Listed records
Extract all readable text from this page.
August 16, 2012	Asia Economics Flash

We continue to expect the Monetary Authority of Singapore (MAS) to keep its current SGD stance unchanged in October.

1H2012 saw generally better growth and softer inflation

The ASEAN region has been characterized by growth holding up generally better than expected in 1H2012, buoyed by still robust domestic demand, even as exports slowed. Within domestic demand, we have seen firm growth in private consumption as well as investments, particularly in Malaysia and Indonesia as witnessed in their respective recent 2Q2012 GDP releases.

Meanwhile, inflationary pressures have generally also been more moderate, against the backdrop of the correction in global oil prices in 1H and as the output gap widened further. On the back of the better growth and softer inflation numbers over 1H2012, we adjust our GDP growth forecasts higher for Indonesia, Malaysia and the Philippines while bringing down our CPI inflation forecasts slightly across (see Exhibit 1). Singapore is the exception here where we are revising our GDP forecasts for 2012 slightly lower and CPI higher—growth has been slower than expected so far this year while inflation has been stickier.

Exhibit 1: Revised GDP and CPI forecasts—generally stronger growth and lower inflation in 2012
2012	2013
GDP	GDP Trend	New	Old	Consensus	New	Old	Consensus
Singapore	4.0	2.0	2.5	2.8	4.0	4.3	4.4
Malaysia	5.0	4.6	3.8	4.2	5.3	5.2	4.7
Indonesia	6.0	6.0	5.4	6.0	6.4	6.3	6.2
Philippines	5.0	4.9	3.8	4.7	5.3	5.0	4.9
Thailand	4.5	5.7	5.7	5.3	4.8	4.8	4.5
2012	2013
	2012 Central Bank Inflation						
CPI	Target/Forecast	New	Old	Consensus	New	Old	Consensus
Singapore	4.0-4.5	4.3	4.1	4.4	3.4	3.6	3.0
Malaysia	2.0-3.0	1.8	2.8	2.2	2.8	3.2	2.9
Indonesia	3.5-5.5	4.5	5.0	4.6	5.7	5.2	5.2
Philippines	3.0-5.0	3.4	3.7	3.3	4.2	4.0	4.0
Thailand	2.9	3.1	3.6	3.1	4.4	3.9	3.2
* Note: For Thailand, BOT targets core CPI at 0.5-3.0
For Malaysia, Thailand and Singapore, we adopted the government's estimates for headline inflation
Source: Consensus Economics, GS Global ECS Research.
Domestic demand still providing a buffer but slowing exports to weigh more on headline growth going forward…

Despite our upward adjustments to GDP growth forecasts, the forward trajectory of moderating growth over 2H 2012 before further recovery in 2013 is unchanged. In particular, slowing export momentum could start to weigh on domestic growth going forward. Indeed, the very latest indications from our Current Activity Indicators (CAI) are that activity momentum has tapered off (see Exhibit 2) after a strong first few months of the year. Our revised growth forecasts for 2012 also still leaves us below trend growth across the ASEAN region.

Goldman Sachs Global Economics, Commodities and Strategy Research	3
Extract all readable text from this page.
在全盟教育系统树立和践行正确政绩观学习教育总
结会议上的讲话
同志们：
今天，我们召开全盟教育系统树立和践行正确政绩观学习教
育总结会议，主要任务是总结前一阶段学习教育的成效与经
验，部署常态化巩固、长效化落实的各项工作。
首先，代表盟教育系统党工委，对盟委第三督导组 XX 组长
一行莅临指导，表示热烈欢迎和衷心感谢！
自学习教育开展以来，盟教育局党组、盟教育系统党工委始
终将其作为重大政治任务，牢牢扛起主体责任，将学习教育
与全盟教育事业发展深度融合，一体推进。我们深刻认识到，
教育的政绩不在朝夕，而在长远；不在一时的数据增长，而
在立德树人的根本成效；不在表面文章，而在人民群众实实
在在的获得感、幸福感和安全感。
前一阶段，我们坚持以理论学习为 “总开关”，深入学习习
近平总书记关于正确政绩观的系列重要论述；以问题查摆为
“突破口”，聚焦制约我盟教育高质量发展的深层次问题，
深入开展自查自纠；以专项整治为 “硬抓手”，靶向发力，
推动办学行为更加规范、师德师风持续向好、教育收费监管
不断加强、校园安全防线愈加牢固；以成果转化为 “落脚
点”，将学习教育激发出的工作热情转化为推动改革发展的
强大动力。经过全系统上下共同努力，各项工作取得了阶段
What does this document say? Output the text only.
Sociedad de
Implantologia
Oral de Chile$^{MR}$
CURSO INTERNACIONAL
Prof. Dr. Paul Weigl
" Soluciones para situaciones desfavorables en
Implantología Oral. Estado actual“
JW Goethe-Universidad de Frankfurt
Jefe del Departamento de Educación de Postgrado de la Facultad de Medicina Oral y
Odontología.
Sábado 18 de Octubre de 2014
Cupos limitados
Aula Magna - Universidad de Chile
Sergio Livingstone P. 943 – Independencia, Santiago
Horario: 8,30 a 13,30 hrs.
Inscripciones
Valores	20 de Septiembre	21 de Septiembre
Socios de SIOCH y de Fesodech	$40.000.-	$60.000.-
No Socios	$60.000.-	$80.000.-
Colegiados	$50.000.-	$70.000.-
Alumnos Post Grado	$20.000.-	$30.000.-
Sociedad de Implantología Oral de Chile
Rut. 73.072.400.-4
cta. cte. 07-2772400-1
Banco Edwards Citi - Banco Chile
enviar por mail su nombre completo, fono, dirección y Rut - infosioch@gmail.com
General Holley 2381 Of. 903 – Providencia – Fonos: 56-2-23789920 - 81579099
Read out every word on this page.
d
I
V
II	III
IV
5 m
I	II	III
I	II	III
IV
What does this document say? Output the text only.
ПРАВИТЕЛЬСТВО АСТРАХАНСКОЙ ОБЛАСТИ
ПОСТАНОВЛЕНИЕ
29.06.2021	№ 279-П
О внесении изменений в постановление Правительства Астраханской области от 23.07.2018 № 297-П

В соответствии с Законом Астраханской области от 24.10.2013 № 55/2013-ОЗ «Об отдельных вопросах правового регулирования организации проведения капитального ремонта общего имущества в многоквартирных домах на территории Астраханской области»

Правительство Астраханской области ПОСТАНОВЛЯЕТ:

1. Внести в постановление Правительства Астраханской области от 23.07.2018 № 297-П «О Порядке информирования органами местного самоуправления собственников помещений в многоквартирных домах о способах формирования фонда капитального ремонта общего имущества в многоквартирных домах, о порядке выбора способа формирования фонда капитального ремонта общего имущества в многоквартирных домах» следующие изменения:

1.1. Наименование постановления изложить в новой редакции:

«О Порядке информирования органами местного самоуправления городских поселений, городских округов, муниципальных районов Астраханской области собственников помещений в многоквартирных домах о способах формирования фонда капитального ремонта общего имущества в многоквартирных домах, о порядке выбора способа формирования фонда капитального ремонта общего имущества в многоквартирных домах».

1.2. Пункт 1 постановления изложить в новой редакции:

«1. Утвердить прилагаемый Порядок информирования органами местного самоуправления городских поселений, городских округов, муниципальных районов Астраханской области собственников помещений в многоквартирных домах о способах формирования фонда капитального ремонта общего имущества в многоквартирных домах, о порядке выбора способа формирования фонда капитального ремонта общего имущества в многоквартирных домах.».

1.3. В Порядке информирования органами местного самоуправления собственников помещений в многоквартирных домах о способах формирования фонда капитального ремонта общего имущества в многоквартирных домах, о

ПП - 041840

Challenge
Output all of the data above without any alteration.

Full answer
Extract all readable text from this page.
August 16, 2012	Asia Economics Flash

We continue to expect the Monetary Authority of Singapore (MAS) to keep its current SGD stance unchanged in October.

1H2012 saw generally better growth and softer inflation

The ASEAN region has been characterized by growth holding up generally better than expected in 1H2012, buoyed by still robust domestic demand, even as exports slowed. Within domestic demand, we have seen firm growth in private consumption as well as investments, particularly in Malaysia and Indonesia as witnessed in their respective recent 2Q2012 GDP releases.

Meanwhile, inflationary pressures have generally also been more moderate, against the backdrop of the correction in global oil prices in 1H and as the output gap widened further. On the back of the better growth and softer inflation numbers over 1H2012, we adjust our GDP growth forecasts higher for Indonesia, Malaysia and the Philippines while bringing down our CPI inflation forecasts slightly across (see Exhibit 1). Singapore is the exception here where we are revising our GDP forecasts for 2012 slightly lower and CPI higher—growth has been slower than expected so far this year while inflation has been stickier.

Exhibit 1: Revised GDP and CPI forecasts—generally stronger growth and lower inflation in 2012
2012	2013
GDP	GDP Trend	New	Old	Consensus	New	Old	Consensus
Singapore	4.0	2.0	2.5	2.8	4.0	4.3	4.4
Malaysia	5.0	4.6	3.8	4.2	5.3	5.2	4.7
Indonesia	6.0	6.0	5.4	6.0	6.4	6.3	6.2
Philippines	5.0	4.9	3.8	4.7	5.3	5.0	4.9
Thailand	4.5	5.7	5.7	5.3	4.8	4.8	4.5
2012	2013
	2012 Central Bank Inflation						
CPI	Target/Forecast	New	Old	Consensus	New	Old	Consensus
Singapore	4.0-4.5	4.3	4.1	4.4	3.4	3.6	3.0
Malaysia	2.0-3.0	1.8	2.8	2.2	2.8	3.2	2.9
Indonesia	3.5-5.5	4.5	5.0	4.6	5.7	5.2	5.2
Philippines	3.0-5.0	3.4	3.7	3.3	4.2	4.0	4.0
Thailand	2.9	3.1	3.6	3.1	4.4	3.9	3.2
* Note: For Thailand, BOT targets core CPI at 0.5-3.0
For Malaysia, Thailand and Singapore, we adopted the government's estimates for headline inflation
Source: Consensus Economics, GS Global ECS Research.
Domestic demand still providing a buffer but slowing exports to weigh more on headline growth going forward…

Despite our upward adjustments to GDP growth forecasts, the forward trajectory of moderating growth over 2H 2012 before further recovery in 2013 is unchanged. In particular, slowing export momentum could start to weigh on domestic growth going forward. Indeed, the very latest indications from our Current Activity Indicators (CAI) are that activity momentum has tapered off (see Exhibit 2) after a strong first few months of the year. Our revised growth forecasts for 2012 also still leaves us below trend growth across the ASEAN region.

Goldman Sachs Global Economics, Commodities and Strategy Research	3
Extract all readable text from this page.
在全盟教育系统树立和践行正确政绩观学习教育总
结会议上的讲话
同志们：
今天，我们召开全盟教育系统树立和践行正确政绩观学习教
育总结会议，主要任务是总结前一阶段学习教育的成效与经
验，部署常态化巩固、长效化落实的各项工作。
首先，代表盟教育系统党工委，对盟委第三督导组 XX 组长
一行莅临指导，表示热烈欢迎和衷心感谢！
自学习教育开展以来，盟教育局党组、盟教育系统党工委始
终将其作为重大政治任务，牢牢扛起主体责任，将学习教育
与全盟教育事业发展深度融合，一体推进。我们深刻认识到，
教育的政绩不在朝夕，而在长远；不在一时的数据增长，而
在立德树人的根本成效；不在表面文章，而在人民群众实实
在在的获得感、幸福感和安全感。
前一阶段，我们坚持以理论学习为 “总开关”，深入学习习
近平总书记关于正确政绩观的系列重要论述；以问题查摆为
“突破口”，聚焦制约我盟教育高质量发展的深层次问题，
深入开展自查自纠；以专项整治为 “硬抓手”，靶向发力，
推动办学行为更加规范、师德师风持续向好、教育收费监管
不断加强、校园安全防线愈加牢固；以成果转化为 “落脚
点”，将学习教育激发出的工作热情转化为推动改革发展的
强大动力。经过全系统上下共同努力，各项工作取得了阶段
What does this document say? Output the text only.
Sociedad de
Implantologia
Oral de Chile$^{MR}$
CURSO INTERNACIONAL
Prof. Dr. Paul Weigl
" Soluciones para situaciones desfavorables en
Implantología Oral. Estado actual“
JW Goethe-Universidad de Frankfurt
Jefe del Departamento de Educación de Postgrado de la Facultad de Medicina Oral y
Odontología.
Sábado 18 de Octubre de 2014
Cupos limitados
Aula Magna - Universidad de Chile
Sergio Livingstone P. 943 – Independencia, Santiago
Horario: 8,30 a 13,30 hrs.
Inscripciones
Valores	20 de Septiembre	21 de Septiembre
Socios de SIOCH y de Fesodech	$40.000.-	$60.000.-
No Socios	$60.000.-	$80.000.-
Colegiados	$50.000.-	$70.000.-
Alumnos Post Grado	$20.000.-	$30.000.-
Sociedad de Implantología Oral de Chile
Rut. 73.072.400.-4
cta. cte. 07-2772400-1
Banco Edwards Citi - Banco Chile
enviar por mail su nombre completo, fono, dirección y Rut - infosioch@gmail.com
General Holley 2381 Of. 903 – Providencia – Fonos: 56-2-23789920 - 81579099
Read out every word on this page.
d
I
V
II	III
IV
5 m
I	II	III
I	II	III
IV
What does this document say? Output the text only.
ПРАВИТЕЛЬСТВО АСТРАХАНСКОЙ ОБЛАСТИ
ПОСТАНОВЛЕНИЕ
29.06.2021	№ 279-П
О внесении изменений в постановление Правительства Астраханской области от 23.07.2018 № 297-П

В соответствии с Законом Астраханской области от 24.10.2013 № 55/2013-ОЗ «Об отдельных вопросах правового регулирования организации проведения капитального ремонта общего имущества в многоквартирных домах на территории Астраханской области»

Правительство Астраханской области ПОСТАНОВЛЯЕТ:

1. Внести в постановление Правительства Астраханской области от 23.07.2018 № 297-П «О Порядке информирования органами местного самоуправления собственников помещений в многоквартирных домах о способах формирования фонда капитального ремонта общего имущества в многоквартирных домах, о порядке выбора способа формирования фонда капитального ремонта общего имущества в многоквартирных домах» следующие изменения:

1.1. Наименование постановления изложить в новой редакции:

«О Порядке информирования органами местного самоуправления городских поселений, городских округов, муниципальных районов Астраханской области собственников помещений в многоквартирных домах о способах формирования фонда капитального ремонта общего имущества в многоквартирных домах, о порядке выбора способа формирования фонда капитального ремонта общего имущества в многоквартирных домах».

1.2. Пункт 1 постановления изложить в новой редакции:

«1. Утвердить прилагаемый Порядок информирования органами местного самоуправления городских поселений, городских округов, муниципальных районов Астраханской области собственников помещений в многоквартирных домах о способах формирования фонда капитального ремонта общего имущества в многоквартирных домах, о порядке выбора способа формирования фонда капитального ремонта общего имущества в многоквартирных домах.».

1.3. В Порядке информирования органами местного самоуправления собственников помещений в многоквартирных домах о способах формирования фонда капитального ремонта общего имущества в многоквартирных домах, о

ПП - 041840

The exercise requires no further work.